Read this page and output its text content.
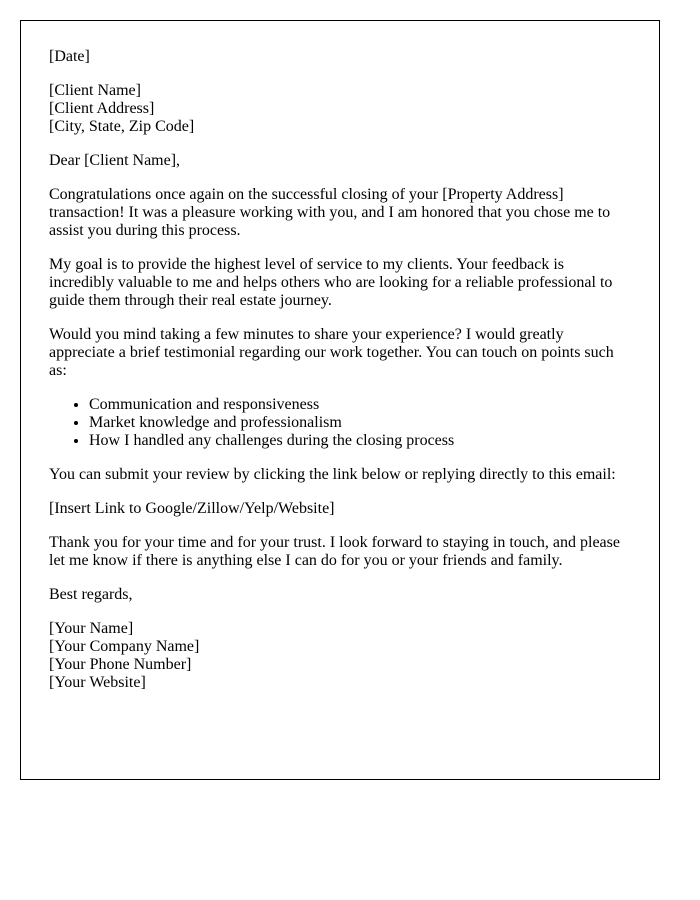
[Date]

[Client Name]
[Client Address]
[City, State, Zip Code]

Dear [Client Name],

Congratulations once again on the successful closing of your [Property Address] transaction! It was a pleasure working with you, and I am honored that you chose me to assist you during this process.

My goal is to provide the highest level of service to my clients. Your feedback is incredibly valuable to me and helps others who are looking for a reliable professional to guide them through their real estate journey.

Would you mind taking a few minutes to share your experience? I would greatly appreciate a brief testimonial regarding our work together. You can touch on points such as:

• Communication and responsiveness
• Market knowledge and professionalism
• How I handled any challenges during the closing process

You can submit your review by clicking the link below or replying directly to this email:

[Insert Link to Google/Zillow/Yelp/Website]

Thank you for your time and for your trust. I look forward to staying in touch, and please let me know if there is anything else I can do for you or your friends and family.

Best regards,

[Your Name]
[Your Company Name]
[Your Phone Number]
[Your Website]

------------

▸ **Exercise requirements**
Set the entries down again exactly. Do not include the images.

▸ **Reply to the exercise**
Read this page and output its text content.
[Date]

[Client Name]
[Client Address]
[City, State, Zip Code]

Dear [Client Name],

Congratulations once again on the successful closing of your [Property Address] transaction! It was a pleasure working with you, and I am honored that you chose me to assist you during this process.

My goal is to provide the highest level of service to my clients. Your feedback is incredibly valuable to me and helps others who are looking for a reliable professional to guide them through their real estate journey.

Would you mind taking a few minutes to share your experience? I would greatly appreciate a brief testimonial regarding our work together. You can touch on points such as:

• Communication and responsiveness
• Market knowledge and professionalism
• How I handled any challenges during the closing process

You can submit your review by clicking the link below or replying directly to this email:

[Insert Link to Google/Zillow/Yelp/Website]

Thank you for your time and for your trust. I look forward to staying in touch, and please let me know if there is anything else I can do for you or your friends and family.

Best regards,

[Your Name]
[Your Company Name]
[Your Phone Number]
[Your Website]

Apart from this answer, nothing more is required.